Stored data:

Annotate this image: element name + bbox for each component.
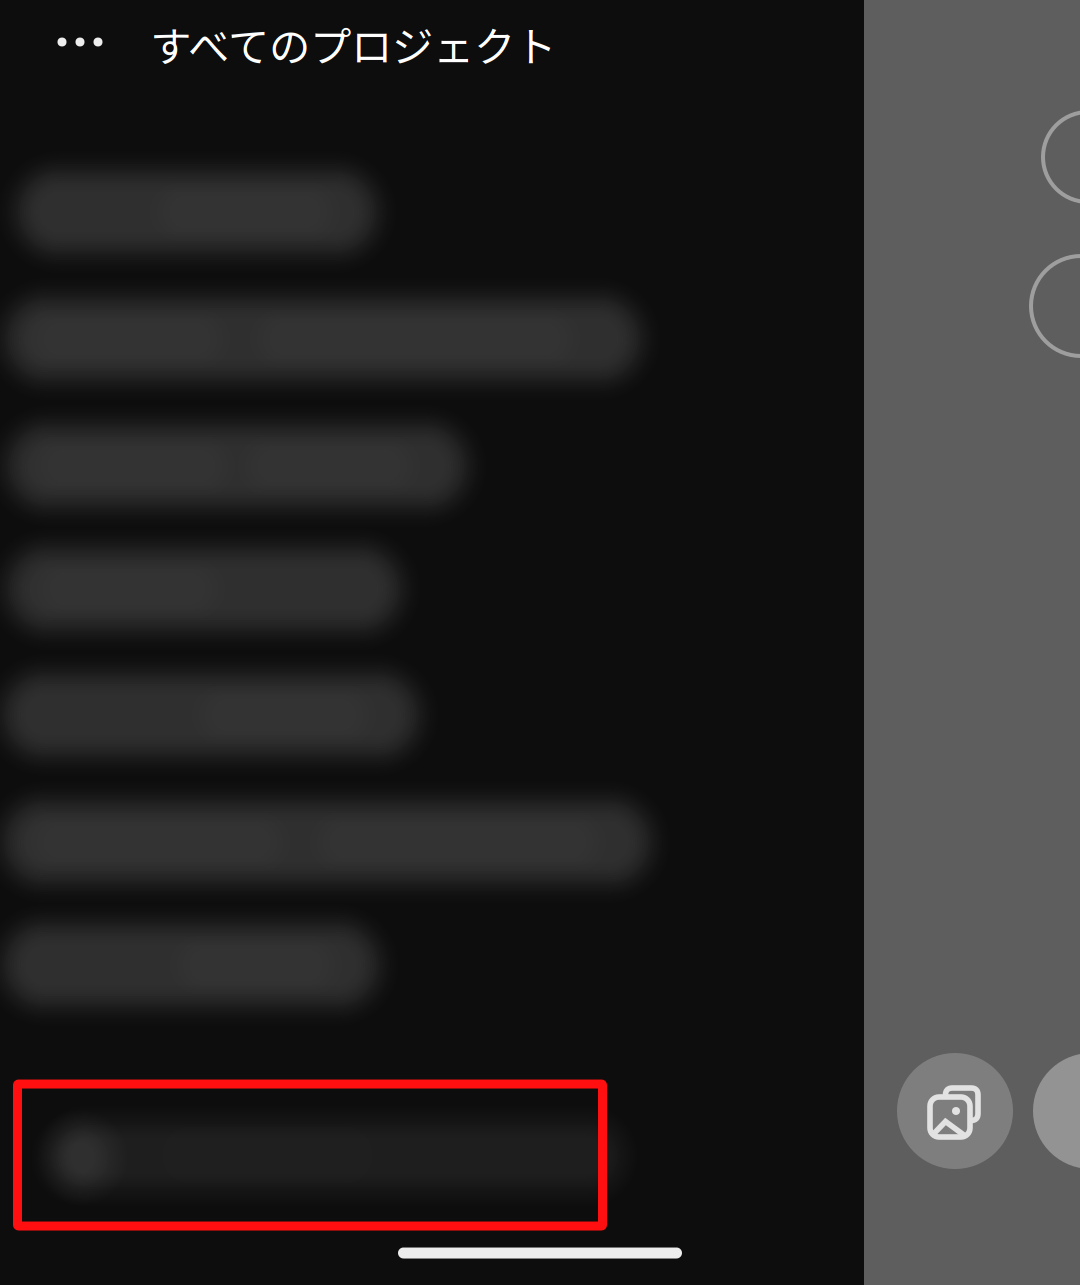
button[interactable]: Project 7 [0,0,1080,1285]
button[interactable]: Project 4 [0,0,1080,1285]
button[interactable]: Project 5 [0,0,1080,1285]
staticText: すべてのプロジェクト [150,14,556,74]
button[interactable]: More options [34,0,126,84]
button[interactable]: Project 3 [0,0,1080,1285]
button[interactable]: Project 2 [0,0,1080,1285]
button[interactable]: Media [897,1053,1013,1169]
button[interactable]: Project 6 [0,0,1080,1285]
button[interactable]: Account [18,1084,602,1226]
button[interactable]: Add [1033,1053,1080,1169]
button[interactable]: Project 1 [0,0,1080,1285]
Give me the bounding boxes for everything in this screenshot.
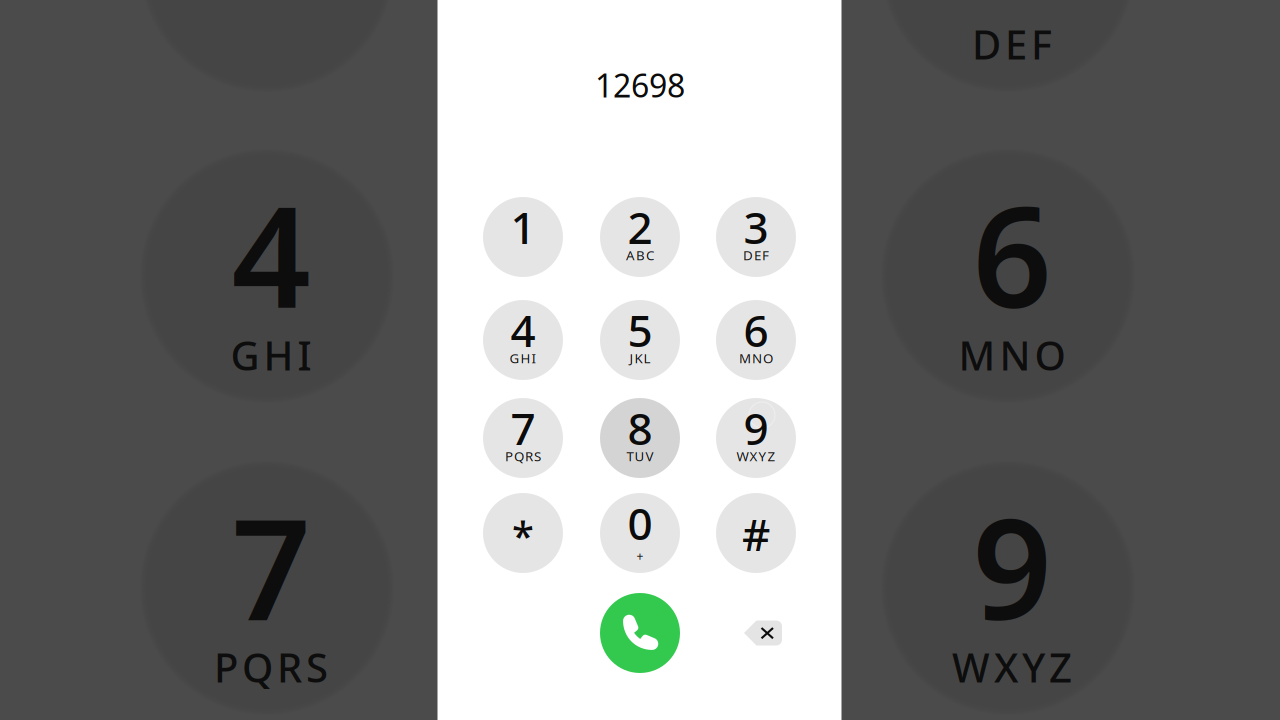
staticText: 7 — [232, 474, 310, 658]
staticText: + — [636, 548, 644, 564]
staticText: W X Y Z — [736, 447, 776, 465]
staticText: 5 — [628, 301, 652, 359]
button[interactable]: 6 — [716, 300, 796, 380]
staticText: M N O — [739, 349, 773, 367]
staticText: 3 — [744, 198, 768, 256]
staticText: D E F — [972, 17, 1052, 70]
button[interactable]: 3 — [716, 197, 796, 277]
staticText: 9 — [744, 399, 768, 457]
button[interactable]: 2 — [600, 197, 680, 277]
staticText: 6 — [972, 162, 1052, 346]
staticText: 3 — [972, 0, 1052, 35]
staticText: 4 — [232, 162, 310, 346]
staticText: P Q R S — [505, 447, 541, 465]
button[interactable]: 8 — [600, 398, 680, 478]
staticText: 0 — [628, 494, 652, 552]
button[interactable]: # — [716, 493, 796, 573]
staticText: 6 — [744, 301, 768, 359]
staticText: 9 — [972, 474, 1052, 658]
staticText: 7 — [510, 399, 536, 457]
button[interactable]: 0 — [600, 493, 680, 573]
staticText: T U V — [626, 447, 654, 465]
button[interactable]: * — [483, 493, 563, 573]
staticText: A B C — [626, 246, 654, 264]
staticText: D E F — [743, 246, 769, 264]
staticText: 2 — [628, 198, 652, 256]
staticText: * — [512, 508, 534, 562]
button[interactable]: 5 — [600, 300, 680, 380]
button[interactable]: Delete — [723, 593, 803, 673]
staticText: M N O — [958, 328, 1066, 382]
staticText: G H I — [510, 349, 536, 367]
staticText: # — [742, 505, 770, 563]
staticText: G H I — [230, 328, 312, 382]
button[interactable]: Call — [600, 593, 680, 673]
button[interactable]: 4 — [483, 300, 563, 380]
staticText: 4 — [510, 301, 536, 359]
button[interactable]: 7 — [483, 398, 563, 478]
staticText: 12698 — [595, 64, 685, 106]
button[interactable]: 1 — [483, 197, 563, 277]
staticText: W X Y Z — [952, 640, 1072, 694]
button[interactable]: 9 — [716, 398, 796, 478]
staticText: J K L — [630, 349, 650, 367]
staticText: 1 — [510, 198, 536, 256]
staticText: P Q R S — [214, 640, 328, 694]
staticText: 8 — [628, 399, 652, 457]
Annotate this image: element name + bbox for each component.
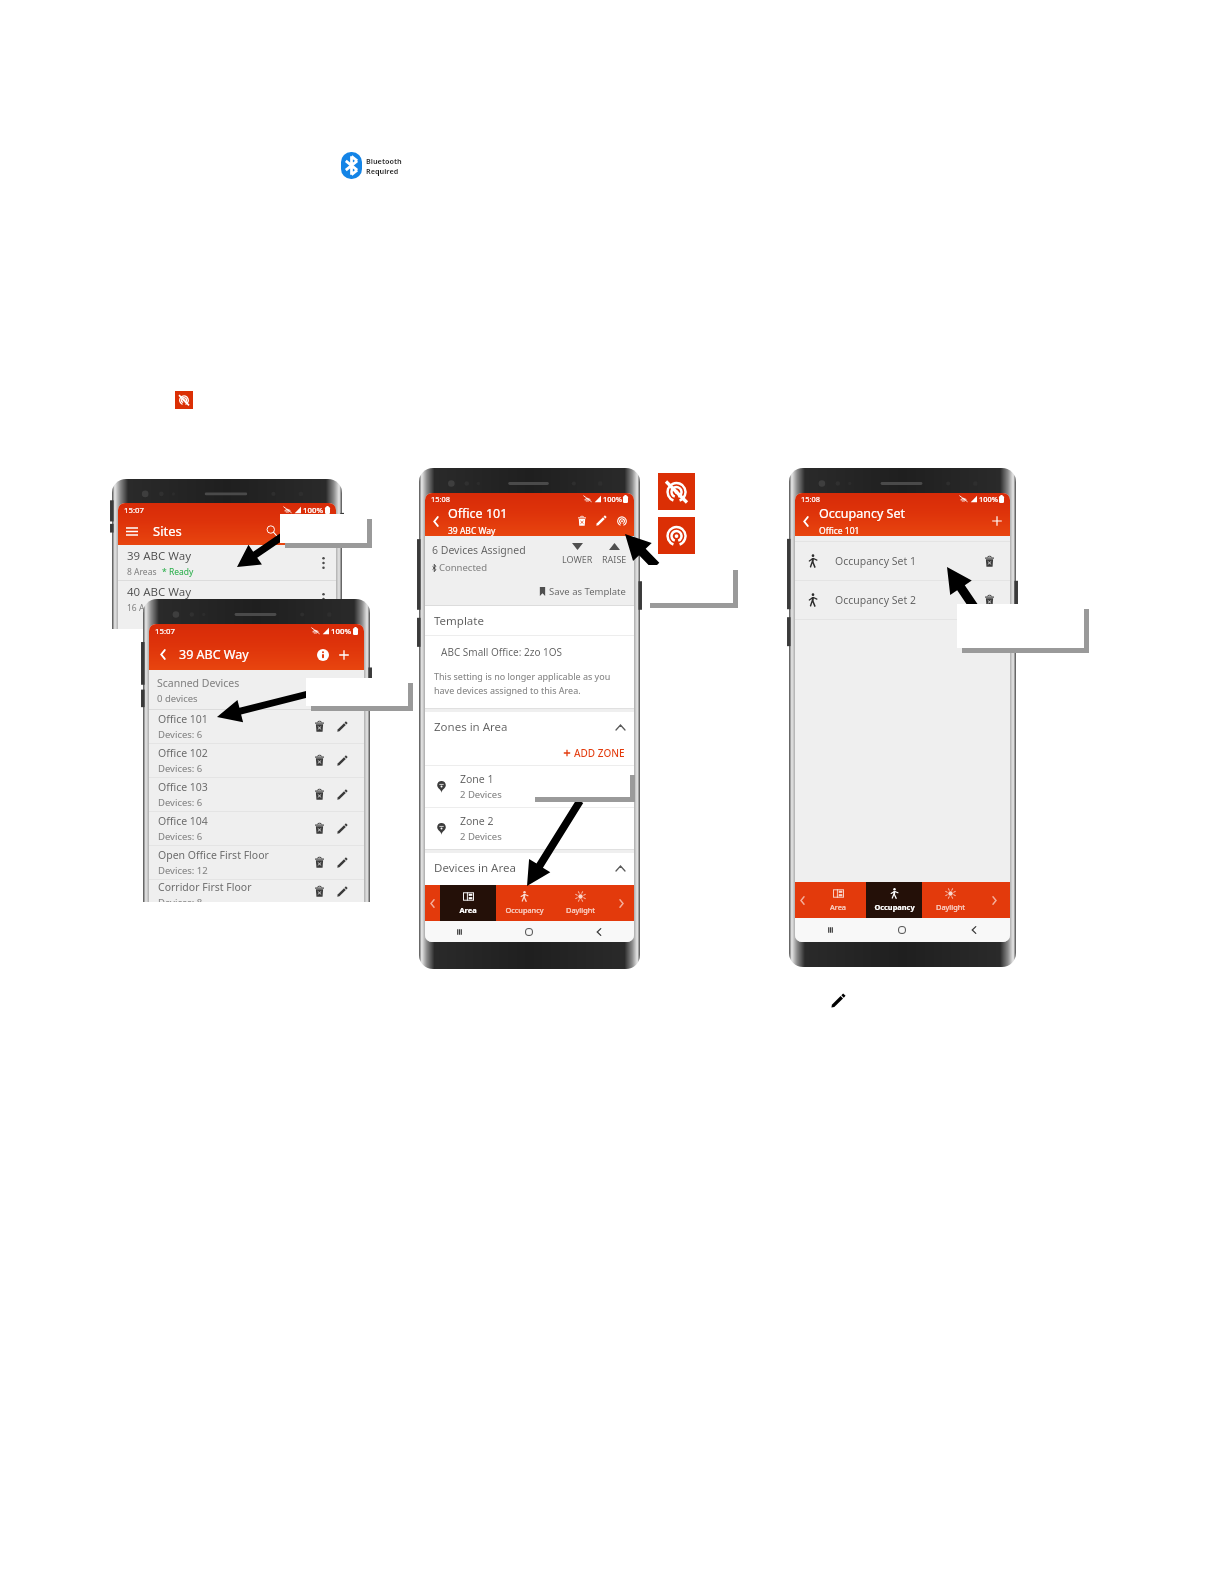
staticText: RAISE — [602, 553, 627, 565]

EXERCISE GOAL:
Copy out the rows from the line containing "staticText: 7 — [232, 474, 310, 658]" through the line containing "staticText: 6 — [972, 162, 1052, 346]", character for character, including both of those lines.

REPLY TO THE EXERCISE:
staticText: 7 — [232, 474, 310, 658]
staticText: + — [636, 548, 644, 564]
staticText: W X Y Z — [736, 447, 776, 465]
staticText: 5 — [628, 301, 652, 359]
button[interactable]: 6 — [716, 300, 796, 380]
staticText: M N O — [739, 349, 773, 367]
staticText: 3 — [744, 198, 768, 256]
staticText: D E F — [972, 17, 1052, 70]
button[interactable]: 3 — [716, 197, 796, 277]
staticText: 9 — [744, 399, 768, 457]
button[interactable]: 2 — [600, 197, 680, 277]
staticText: 6 — [972, 162, 1052, 346]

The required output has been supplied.